- **ACTIVITY**:
Working through the lines below, return each one that holds "Centre".

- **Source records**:

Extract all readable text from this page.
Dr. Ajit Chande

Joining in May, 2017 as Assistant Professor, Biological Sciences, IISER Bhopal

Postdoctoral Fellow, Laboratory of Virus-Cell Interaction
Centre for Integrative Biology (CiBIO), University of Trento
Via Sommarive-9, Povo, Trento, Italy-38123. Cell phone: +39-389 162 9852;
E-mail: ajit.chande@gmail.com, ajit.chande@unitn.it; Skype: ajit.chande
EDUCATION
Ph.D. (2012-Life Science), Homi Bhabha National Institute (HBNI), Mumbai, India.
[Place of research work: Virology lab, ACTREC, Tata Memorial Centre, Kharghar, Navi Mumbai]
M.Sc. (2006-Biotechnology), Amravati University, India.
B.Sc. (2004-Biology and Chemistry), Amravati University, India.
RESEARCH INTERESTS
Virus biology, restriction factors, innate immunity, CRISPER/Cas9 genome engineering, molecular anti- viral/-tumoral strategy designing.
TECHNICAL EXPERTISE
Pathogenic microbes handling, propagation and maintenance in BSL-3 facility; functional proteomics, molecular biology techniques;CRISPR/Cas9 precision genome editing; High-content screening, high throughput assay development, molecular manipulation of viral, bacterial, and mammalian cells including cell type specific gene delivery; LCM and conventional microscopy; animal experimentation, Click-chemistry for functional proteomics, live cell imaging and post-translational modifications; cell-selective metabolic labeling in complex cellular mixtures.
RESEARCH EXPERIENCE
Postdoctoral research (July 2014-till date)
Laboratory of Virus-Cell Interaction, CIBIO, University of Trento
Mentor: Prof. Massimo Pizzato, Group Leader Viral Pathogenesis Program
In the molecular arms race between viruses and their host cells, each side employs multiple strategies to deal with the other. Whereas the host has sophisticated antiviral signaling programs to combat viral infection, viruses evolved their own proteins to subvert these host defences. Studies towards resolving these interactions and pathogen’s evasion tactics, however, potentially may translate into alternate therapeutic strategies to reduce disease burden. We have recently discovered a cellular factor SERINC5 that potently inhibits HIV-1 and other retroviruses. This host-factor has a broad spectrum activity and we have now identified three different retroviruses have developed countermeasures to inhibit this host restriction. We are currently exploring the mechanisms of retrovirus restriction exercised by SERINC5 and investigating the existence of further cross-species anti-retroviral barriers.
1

- **TASK RESULT**:
Centre for Integrative Biology (CiBIO), University of Trento
[Place of research work: Virology lab, ACTREC, Tata Memorial Centre, Kharghar, Navi Mumbai]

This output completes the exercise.